=== Instructions to follow ===
Repeat the material verbatim. Images are excluded from the copy.

::: Record list :::

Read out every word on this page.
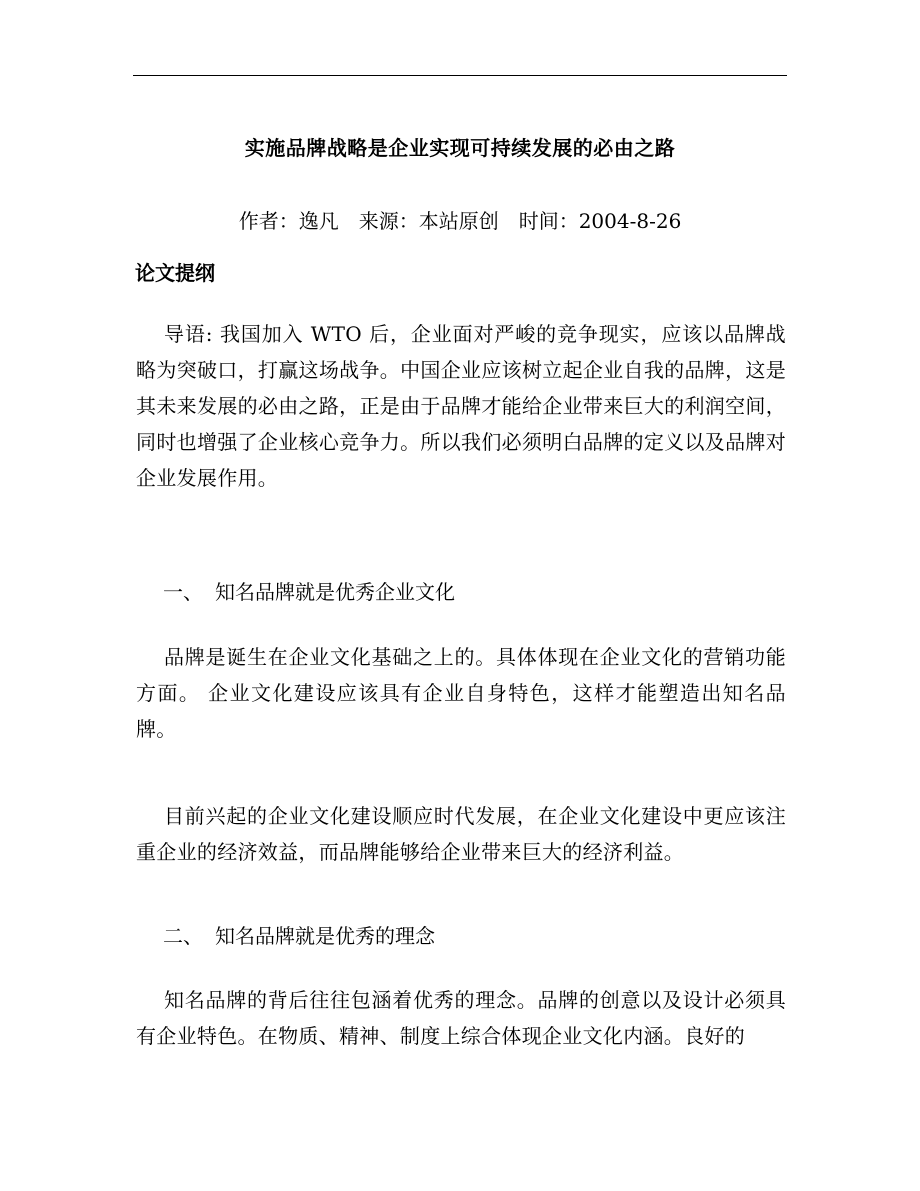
实施品牌战略是企业实现可持续发展的必由之路
作者：逸凡 来源：本站原创 时间：2004-8-26
论文提纲
导语: 我国加入 WTO 后，企业面对严峻的竞争现实，应该以品牌战略为突破口，打赢这场战争。中国企业应该树立起企业自我的品牌，这是其未来发展的必由之路，正是由于品牌才能给企业带来巨大的利润空间，同时也增强了企业核心竞争力。所以我们必须明白品牌的定义以及品牌对企业发展作用。
一、 知名品牌就是优秀企业文化
品牌是诞生在企业文化基础之上的。具体体现在企业文化的营销功能方面。 企业文化建设应该具有企业自身特色，这样才能塑造出知名品牌。
目前兴起的企业文化建设顺应时代发展，在企业文化建设中更应该注重企业的经济效益，而品牌能够给企业带来巨大的经济利益。
二、 知名品牌就是优秀的理念
知名品牌的背后往往包涵着优秀的理念。品牌的创意以及设计必须具有企业特色。在物质、精神、制度上综合体现企业文化内涵。良好的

:::

=== Response to this exercise ===
Read out every word on this page.
实施品牌战略是企业实现可持续发展的必由之路
作者：逸凡 来源：本站原创 时间：2004-8-26
论文提纲
导语: 我国加入 WTO 后，企业面对严峻的竞争现实，应该以品牌战略为突破口，打赢这场战争。中国企业应该树立起企业自我的品牌，这是其未来发展的必由之路，正是由于品牌才能给企业带来巨大的利润空间，同时也增强了企业核心竞争力。所以我们必须明白品牌的定义以及品牌对企业发展作用。
一、 知名品牌就是优秀企业文化
品牌是诞生在企业文化基础之上的。具体体现在企业文化的营销功能方面。 企业文化建设应该具有企业自身特色，这样才能塑造出知名品牌。
目前兴起的企业文化建设顺应时代发展，在企业文化建设中更应该注重企业的经济效益，而品牌能够给企业带来巨大的经济利益。
二、 知名品牌就是优秀的理念
知名品牌的背后往往包涵着优秀的理念。品牌的创意以及设计必须具有企业特色。在物质、精神、制度上综合体现企业文化内涵。良好的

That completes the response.